Raw data >>
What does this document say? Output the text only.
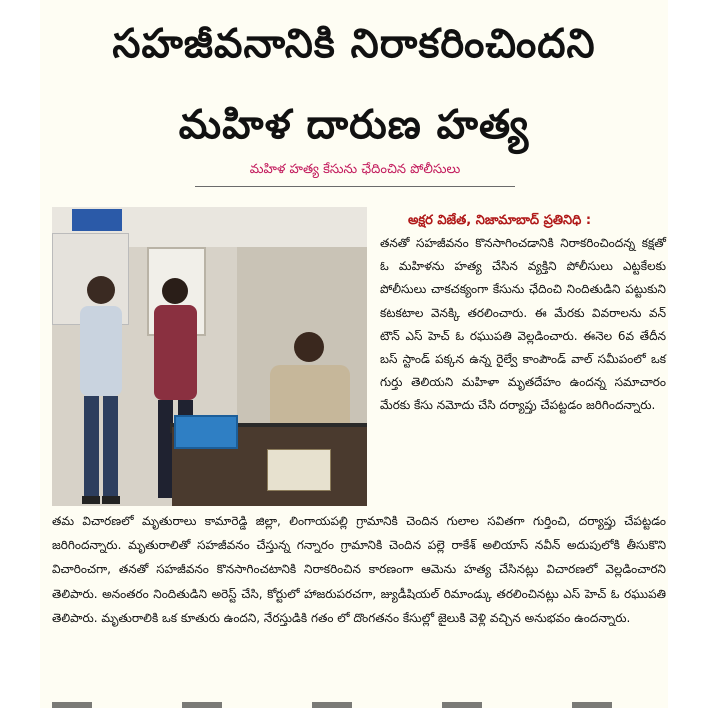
సహజీవనానికి నిరాకరించిందని
మహిళ దారుణ హత్య
మహిళ హత్య కేసును ఛేదించిన పోలీసులు
అక్షర విజేత, నిజామాబాద్ ప్రతినిధి :
తనతో సహజీవనం కొనసాగించడానికి నిరాకరించిందన్న కక్షతో ఓ మహిళను హత్య చేసిన వ్యక్తిని పోలీసులు ఎట్టకేలకు పోలీసులు చాకచక్యంగా కేసును ఛేదించి నిందితుడిని పట్టుకుని కటకటాల వెనక్కి తరలించారు. ఈ మేరకు వివరాలను వన్ టౌన్ ఎస్ హెచ్ ఓ రఘుపతి వెల్లడించారు. ఈనెల 6వ తేదీన బస్ స్టాండ్ పక్కన ఉన్న రైల్వే కాంపౌండ్ వాల్ సమీపంలో ఒక గుర్తు తెలియని మహిళా మృతదేహం ఉందన్న సమాచారం మేరకు కేసు నమోదు చేసి దర్యాప్తు చేపట్టడం జరిగిందన్నారు.
తమ విచారణలో మృతురాలు కామారెడ్డి జిల్లా, లింగాయపల్లి గ్రామానికి చెందిన గులాల సవితగా గుర్తించి, దర్యాప్తు చేపట్టడం జరిగిందన్నారు. మృతురాలితో సహజీవనం చేస్తున్న గన్నారం గ్రామానికి చెందిన పల్లె రాకేశ్ అలియాస్ నవీన్ అదుపులోకి తీసుకొని విచారించగా, తనతో సహజీవనం కొనసాగించటానికి నిరాకరించిన కారణంగా ఆమెను హత్య చేసినట్లు విచారణలో వెల్లడించారని తెలిపారు. అనంతరం నిందితుడిని అరెస్ట్ చేసి, కోర్టులో హాజరుపరచగా, జ్యుడీషియల్ రిమాండ్కు తరలించినట్లు ఎస్ హెచ్ ఓ రఘుపతి తెలిపారు. మృతురాలికి ఒక కూతురు ఉందని, నేరస్తుడికి గతం లో దొంగతనం కేసుల్లో జైలుకి వెళ్లి వచ్చిన అనుభవం ఉందన్నారు.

Stated exercise >>
Make an exact copy of every record, pictures excluded.

Final result >>
What does this document say? Output the text only.
సహజీవనానికి నిరాకరించిందని
మహిళ దారుణ హత్య
మహిళ హత్య కేసును ఛేదించిన పోలీసులు
అక్షర విజేత, నిజామాబాద్ ప్రతినిధి :
తనతో సహజీవనం కొనసాగించడానికి నిరాకరించిందన్న కక్షతో ఓ మహిళను హత్య చేసిన వ్యక్తిని పోలీసులు ఎట్టకేలకు పోలీసులు చాకచక్యంగా కేసును ఛేదించి నిందితుడిని పట్టుకుని కటకటాల వెనక్కి తరలించారు. ఈ మేరకు వివరాలను వన్ టౌన్ ఎస్ హెచ్ ఓ రఘుపతి వెల్లడించారు. ఈనెల 6వ తేదీన బస్ స్టాండ్ పక్కన ఉన్న రైల్వే కాంపౌండ్ వాల్ సమీపంలో ఒక గుర్తు తెలియని మహిళా మృతదేహం ఉందన్న సమాచారం మేరకు కేసు నమోదు చేసి దర్యాప్తు చేపట్టడం జరిగిందన్నారు.
తమ విచారణలో మృతురాలు కామారెడ్డి జిల్లా, లింగాయపల్లి గ్రామానికి చెందిన గులాల సవితగా గుర్తించి, దర్యాప్తు చేపట్టడం జరిగిందన్నారు. మృతురాలితో సహజీవనం చేస్తున్న గన్నారం గ్రామానికి చెందిన పల్లె రాకేశ్ అలియాస్ నవీన్ అదుపులోకి తీసుకొని విచారించగా, తనతో సహజీవనం కొనసాగించటానికి నిరాకరించిన కారణంగా ఆమెను హత్య చేసినట్లు విచారణలో వెల్లడించారని తెలిపారు. అనంతరం నిందితుడిని అరెస్ట్ చేసి, కోర్టులో హాజరుపరచగా, జ్యుడీషియల్ రిమాండ్కు తరలించినట్లు ఎస్ హెచ్ ఓ రఘుపతి తెలిపారు. మృతురాలికి ఒక కూతురు ఉందని, నేరస్తుడికి గతం లో దొంగతనం కేసుల్లో జైలుకి వెళ్లి వచ్చిన అనుభవం ఉందన్నారు.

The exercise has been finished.